◆ **EXTRACTED MATERIAL**
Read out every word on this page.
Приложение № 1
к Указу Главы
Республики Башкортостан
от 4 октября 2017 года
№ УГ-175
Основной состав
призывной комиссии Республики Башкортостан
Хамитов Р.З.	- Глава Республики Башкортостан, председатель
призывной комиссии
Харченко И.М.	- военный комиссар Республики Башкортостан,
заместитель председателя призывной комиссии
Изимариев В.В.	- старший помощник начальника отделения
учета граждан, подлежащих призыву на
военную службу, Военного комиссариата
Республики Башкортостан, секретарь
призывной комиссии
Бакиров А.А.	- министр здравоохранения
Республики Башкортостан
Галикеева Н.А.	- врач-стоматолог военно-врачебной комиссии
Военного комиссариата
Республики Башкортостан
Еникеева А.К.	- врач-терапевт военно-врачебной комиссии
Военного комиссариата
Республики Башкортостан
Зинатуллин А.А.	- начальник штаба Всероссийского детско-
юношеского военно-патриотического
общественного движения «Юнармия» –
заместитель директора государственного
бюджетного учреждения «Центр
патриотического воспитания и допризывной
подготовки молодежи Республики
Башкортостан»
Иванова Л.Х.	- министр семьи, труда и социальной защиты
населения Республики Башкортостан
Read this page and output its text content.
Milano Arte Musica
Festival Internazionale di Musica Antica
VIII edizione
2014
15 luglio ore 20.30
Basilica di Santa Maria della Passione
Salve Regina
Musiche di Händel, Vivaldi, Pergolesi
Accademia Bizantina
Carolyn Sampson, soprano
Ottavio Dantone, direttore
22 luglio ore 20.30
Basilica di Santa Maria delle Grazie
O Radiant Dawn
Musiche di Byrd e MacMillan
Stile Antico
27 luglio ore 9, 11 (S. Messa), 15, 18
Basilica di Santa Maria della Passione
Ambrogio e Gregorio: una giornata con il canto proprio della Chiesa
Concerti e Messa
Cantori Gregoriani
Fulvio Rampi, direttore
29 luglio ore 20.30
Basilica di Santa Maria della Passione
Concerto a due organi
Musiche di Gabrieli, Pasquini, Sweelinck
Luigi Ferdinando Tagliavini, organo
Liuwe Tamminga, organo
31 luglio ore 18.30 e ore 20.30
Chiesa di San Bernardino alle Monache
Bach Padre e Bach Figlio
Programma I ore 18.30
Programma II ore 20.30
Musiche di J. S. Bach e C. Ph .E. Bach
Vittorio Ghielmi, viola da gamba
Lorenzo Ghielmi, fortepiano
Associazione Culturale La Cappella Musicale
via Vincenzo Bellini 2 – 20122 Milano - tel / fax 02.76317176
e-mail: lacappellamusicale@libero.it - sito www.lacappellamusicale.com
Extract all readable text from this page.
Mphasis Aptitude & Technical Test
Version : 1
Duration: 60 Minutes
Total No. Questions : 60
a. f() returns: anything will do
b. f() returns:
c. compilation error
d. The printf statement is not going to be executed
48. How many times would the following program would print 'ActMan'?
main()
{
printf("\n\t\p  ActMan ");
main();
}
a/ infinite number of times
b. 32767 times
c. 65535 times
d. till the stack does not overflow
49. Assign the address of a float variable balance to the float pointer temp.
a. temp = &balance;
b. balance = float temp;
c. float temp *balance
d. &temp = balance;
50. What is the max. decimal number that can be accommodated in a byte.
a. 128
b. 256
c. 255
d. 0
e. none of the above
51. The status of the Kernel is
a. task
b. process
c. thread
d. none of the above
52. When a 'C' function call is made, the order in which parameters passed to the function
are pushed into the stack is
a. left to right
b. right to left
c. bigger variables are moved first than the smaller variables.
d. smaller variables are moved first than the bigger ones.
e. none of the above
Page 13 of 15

◆ **SHORT EXERCISE**
Look through the listing and extract every line with "Programma" in it.

◆ **TASK SOLUTION**
Programma I ore 18.30
Programma II ore 20.30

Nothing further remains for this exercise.